GIVEN EXERCISE - Exclude the pictures and reproduce the remaining data exactly as written.

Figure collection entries
--*--

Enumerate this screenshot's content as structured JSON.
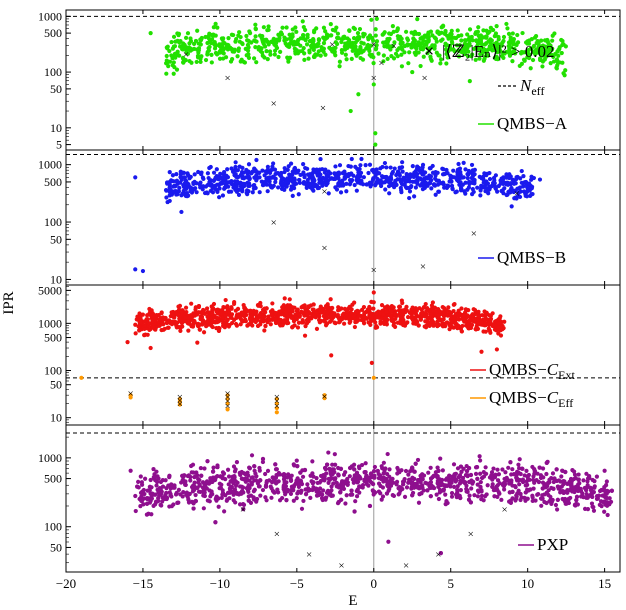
{
  "chart_data": {
    "type": "scatter",
    "xlabel": "E",
    "ylabel": "IPR",
    "xlim": [
      -20,
      16
    ],
    "x_ticks": [
      "−20",
      "−15",
      "−10",
      "−5",
      "0",
      "5",
      "10",
      "15"
    ],
    "x_tick_values": [
      -20,
      -15,
      -10,
      -5,
      0,
      5,
      10,
      15
    ],
    "y_scale": "log",
    "grid": false,
    "colors": {
      "qmbs_a": "#22e000",
      "qmbs_b": "#1a1aee",
      "qmbs_c_ext": "#ee1111",
      "qmbs_c_eff": "#ff9900",
      "pxp": "#8e0f8e",
      "n_eff_line": "#000000",
      "marker": "#000000",
      "center_line": "#9a9a9a"
    },
    "panels": [
      {
        "id": "a",
        "series_label": "QMBS−A",
        "color": "qmbs_a",
        "ylim": [
          4,
          1300
        ],
        "yticks": [
          5,
          10,
          50,
          100,
          500,
          1000
        ],
        "ytick_labels": [
          "5",
          "10",
          "50",
          "100",
          "500",
          "1000"
        ],
        "n_eff": 1000,
        "cloud": {
          "x_min": -13.5,
          "x_max": 12.5,
          "y_center": 330,
          "spread": 0.45,
          "n": 900
        },
        "outliers": [
          [
            -14.5,
            500
          ],
          [
            -9.5,
            300
          ],
          [
            -2.5,
            200
          ],
          [
            -1.0,
            40
          ],
          [
            0,
            60
          ],
          [
            0.1,
            8
          ],
          [
            0.1,
            5
          ],
          [
            -1.5,
            20
          ],
          [
            0.2,
            900
          ],
          [
            2.5,
            100
          ]
        ],
        "markers": [
          [
            -12.2,
            210
          ],
          [
            -9.5,
            80
          ],
          [
            -6.5,
            28
          ],
          [
            -3.3,
            23
          ],
          [
            -2.7,
            320
          ],
          [
            0,
            320
          ],
          [
            0,
            80
          ],
          [
            0.5,
            150
          ],
          [
            1.3,
            300
          ],
          [
            3.3,
            80
          ]
        ],
        "legend": {
          "marker_text": "|⟨ℤ₂|Eₙ⟩|² > 0.02",
          "line_text": "N_eff",
          "line_label": "N",
          "line_sub": "eff"
        }
      },
      {
        "id": "b",
        "series_label": "QMBS−B",
        "color": "qmbs_b",
        "ylim": [
          8,
          1800
        ],
        "yticks": [
          10,
          50,
          100,
          500,
          1000
        ],
        "ytick_labels": [
          "10",
          "50",
          "100",
          "500",
          "1000"
        ],
        "n_eff": 1500,
        "cloud": {
          "x_min": -13.5,
          "x_max": 10.5,
          "y_center": 580,
          "spread": 0.35,
          "n": 900
        },
        "outliers": [
          [
            -15.5,
            600
          ],
          [
            -15.5,
            15
          ],
          [
            -15.0,
            14
          ],
          [
            10.8,
            550
          ],
          [
            -12.5,
            150
          ]
        ],
        "markers": [
          [
            -6.5,
            100
          ],
          [
            -3.2,
            36
          ],
          [
            0,
            15
          ],
          [
            3.2,
            17
          ],
          [
            6.5,
            65
          ],
          [
            9.3,
            320
          ],
          [
            -3.2,
            350
          ]
        ]
      },
      {
        "id": "c",
        "series_label_1": "QMBS−",
        "series_italic_1": "C",
        "series_sub_1": "Ext",
        "series_label_2": "QMBS−",
        "series_italic_2": "C",
        "series_sub_2": "Eff",
        "color": "qmbs_c_ext",
        "color_2": "qmbs_c_eff",
        "ylim": [
          7,
          6500
        ],
        "yticks": [
          10,
          50,
          100,
          500,
          1000,
          5000
        ],
        "ytick_labels": [
          "10",
          "50",
          "100",
          "500",
          "1000",
          "5000"
        ],
        "n_eff": 70,
        "cloud": {
          "x_min": -15.5,
          "x_max": 8.5,
          "y_center": 1500,
          "spread": 0.35,
          "n": 1300
        },
        "outliers": [
          [
            -16.0,
            400
          ],
          [
            -14.5,
            300
          ],
          [
            0,
            4500
          ],
          [
            0,
            2800
          ],
          [
            7.0,
            250
          ],
          [
            8.0,
            280
          ]
        ],
        "eff_points": [
          [
            -19.0,
            70
          ],
          [
            -15.8,
            30
          ],
          [
            -15.8,
            27
          ],
          [
            -12.6,
            25
          ],
          [
            -12.6,
            22
          ],
          [
            -12.6,
            19
          ],
          [
            -9.5,
            30
          ],
          [
            -9.5,
            25
          ],
          [
            -9.5,
            20
          ],
          [
            -9.5,
            15
          ],
          [
            -6.3,
            25
          ],
          [
            -6.3,
            20
          ],
          [
            -6.3,
            16
          ],
          [
            -6.3,
            13
          ],
          [
            -3.2,
            30
          ],
          [
            -3.2,
            26
          ],
          [
            0,
            70
          ]
        ],
        "markers": [
          [
            -15.8,
            33
          ],
          [
            -12.6,
            28
          ],
          [
            -12.6,
            24
          ],
          [
            -12.6,
            20
          ],
          [
            -9.5,
            33
          ],
          [
            -9.5,
            28
          ],
          [
            -9.5,
            23
          ],
          [
            -9.5,
            18
          ],
          [
            -6.3,
            28
          ],
          [
            -6.3,
            23
          ],
          [
            -6.3,
            18
          ],
          [
            -3.2,
            29
          ]
        ]
      },
      {
        "id": "d",
        "series_label": "PXP",
        "color": "pxp",
        "ylim": [
          22,
          3000
        ],
        "yticks": [
          50,
          100,
          500,
          1000
        ],
        "ytick_labels": [
          "50",
          "100",
          "500",
          "1000"
        ],
        "n_eff": 2300,
        "cloud": {
          "x_min": -15.5,
          "x_max": 15.5,
          "y_center": 450,
          "spread": 0.42,
          "n": 1400
        },
        "outliers": [
          [
            -15.8,
            650
          ],
          [
            15.0,
            650
          ],
          [
            -11.0,
            700
          ],
          [
            11.0,
            700
          ]
        ],
        "markers": [
          [
            -8.5,
            180
          ],
          [
            -6.3,
            80
          ],
          [
            -4.2,
            40
          ],
          [
            -2.1,
            28
          ],
          [
            2.1,
            28
          ],
          [
            4.2,
            40
          ],
          [
            6.3,
            80
          ],
          [
            8.5,
            180
          ]
        ]
      }
    ]
  }
}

--*--

EXERCISE RESULT -
Enumerate this screenshot's content as structured JSON.
{
  "chart_data": {
    "type": "scatter",
    "xlabel": "E",
    "ylabel": "IPR",
    "xlim": [
      -20,
      16
    ],
    "x_ticks": [
      "−20",
      "−15",
      "−10",
      "−5",
      "0",
      "5",
      "10",
      "15"
    ],
    "x_tick_values": [
      -20,
      -15,
      -10,
      -5,
      0,
      5,
      10,
      15
    ],
    "y_scale": "log",
    "grid": false,
    "colors": {
      "qmbs_a": "#22e000",
      "qmbs_b": "#1a1aee",
      "qmbs_c_ext": "#ee1111",
      "qmbs_c_eff": "#ff9900",
      "pxp": "#8e0f8e",
      "n_eff_line": "#000000",
      "marker": "#000000",
      "center_line": "#9a9a9a"
    },
    "panels": [
      {
        "id": "a",
        "series_label": "QMBS−A",
        "color": "qmbs_a",
        "ylim": [
          4,
          1300
        ],
        "yticks": [
          5,
          10,
          50,
          100,
          500,
          1000
        ],
        "ytick_labels": [
          "5",
          "10",
          "50",
          "100",
          "500",
          "1000"
        ],
        "n_eff": 1000,
        "cloud": {
          "x_min": -13.5,
          "x_max": 12.5,
          "y_center": 330,
          "spread": 0.45,
          "n": 900
        },
        "outliers": [
          [
            -14.5,
            500
          ],
          [
            -9.5,
            300
          ],
          [
            -2.5,
            200
          ],
          [
            -1.0,
            40
          ],
          [
            0,
            60
          ],
          [
            0.1,
            8
          ],
          [
            0.1,
            5
          ],
          [
            -1.5,
            20
          ],
          [
            0.2,
            900
          ],
          [
            2.5,
            100
          ]
        ],
        "markers": [
          [
            -12.2,
            210
          ],
          [
            -9.5,
            80
          ],
          [
            -6.5,
            28
          ],
          [
            -3.3,
            23
          ],
          [
            -2.7,
            320
          ],
          [
            0,
            320
          ],
          [
            0,
            80
          ],
          [
            0.5,
            150
          ],
          [
            1.3,
            300
          ],
          [
            3.3,
            80
          ]
        ],
        "legend": {
          "marker_text": "|⟨ℤ₂|Eₙ⟩|² > 0.02",
          "line_text": "N_eff",
          "line_label": "N",
          "line_sub": "eff"
        }
      },
      {
        "id": "b",
        "series_label": "QMBS−B",
        "color": "qmbs_b",
        "ylim": [
          8,
          1800
        ],
        "yticks": [
          10,
          50,
          100,
          500,
          1000
        ],
        "ytick_labels": [
          "10",
          "50",
          "100",
          "500",
          "1000"
        ],
        "n_eff": 1500,
        "cloud": {
          "x_min": -13.5,
          "x_max": 10.5,
          "y_center": 580,
          "spread": 0.35,
          "n": 900
        },
        "outliers": [
          [
            -15.5,
            600
          ],
          [
            -15.5,
            15
          ],
          [
            -15.0,
            14
          ],
          [
            10.8,
            550
          ],
          [
            -12.5,
            150
          ]
        ],
        "markers": [
          [
            -6.5,
            100
          ],
          [
            -3.2,
            36
          ],
          [
            0,
            15
          ],
          [
            3.2,
            17
          ],
          [
            6.5,
            65
          ],
          [
            9.3,
            320
          ],
          [
            -3.2,
            350
          ]
        ]
      },
      {
        "id": "c",
        "series_label_1": "QMBS−",
        "series_italic_1": "C",
        "series_sub_1": "Ext",
        "series_label_2": "QMBS−",
        "series_italic_2": "C",
        "series_sub_2": "Eff",
        "color": "qmbs_c_ext",
        "color_2": "qmbs_c_eff",
        "ylim": [
          7,
          6500
        ],
        "yticks": [
          10,
          50,
          100,
          500,
          1000,
          5000
        ],
        "ytick_labels": [
          "10",
          "50",
          "100",
          "500",
          "1000",
          "5000"
        ],
        "n_eff": 70,
        "cloud": {
          "x_min": -15.5,
          "x_max": 8.5,
          "y_center": 1500,
          "spread": 0.35,
          "n": 1300
        },
        "outliers": [
          [
            -16.0,
            400
          ],
          [
            -14.5,
            300
          ],
          [
            0,
            4500
          ],
          [
            0,
            2800
          ],
          [
            7.0,
            250
          ],
          [
            8.0,
            280
          ]
        ],
        "eff_points": [
          [
            -19.0,
            70
          ],
          [
            -15.8,
            30
          ],
          [
            -15.8,
            27
          ],
          [
            -12.6,
            25
          ],
          [
            -12.6,
            22
          ],
          [
            -12.6,
            19
          ],
          [
            -9.5,
            30
          ],
          [
            -9.5,
            25
          ],
          [
            -9.5,
            20
          ],
          [
            -9.5,
            15
          ],
          [
            -6.3,
            25
          ],
          [
            -6.3,
            20
          ],
          [
            -6.3,
            16
          ],
          [
            -6.3,
            13
          ],
          [
            -3.2,
            30
          ],
          [
            -3.2,
            26
          ],
          [
            0,
            70
          ]
        ],
        "markers": [
          [
            -15.8,
            33
          ],
          [
            -12.6,
            28
          ],
          [
            -12.6,
            24
          ],
          [
            -12.6,
            20
          ],
          [
            -9.5,
            33
          ],
          [
            -9.5,
            28
          ],
          [
            -9.5,
            23
          ],
          [
            -9.5,
            18
          ],
          [
            -6.3,
            28
          ],
          [
            -6.3,
            23
          ],
          [
            -6.3,
            18
          ],
          [
            -3.2,
            29
          ]
        ]
      },
      {
        "id": "d",
        "series_label": "PXP",
        "color": "pxp",
        "ylim": [
          22,
          3000
        ],
        "yticks": [
          50,
          100,
          500,
          1000
        ],
        "ytick_labels": [
          "50",
          "100",
          "500",
          "1000"
        ],
        "n_eff": 2300,
        "cloud": {
          "x_min": -15.5,
          "x_max": 15.5,
          "y_center": 450,
          "spread": 0.42,
          "n": 1400
        },
        "outliers": [
          [
            -15.8,
            650
          ],
          [
            15.0,
            650
          ],
          [
            -11.0,
            700
          ],
          [
            11.0,
            700
          ]
        ],
        "markers": [
          [
            -8.5,
            180
          ],
          [
            -6.3,
            80
          ],
          [
            -4.2,
            40
          ],
          [
            -2.1,
            28
          ],
          [
            2.1,
            28
          ],
          [
            4.2,
            40
          ],
          [
            6.3,
            80
          ],
          [
            8.5,
            180
          ]
        ]
      }
    ]
  }
}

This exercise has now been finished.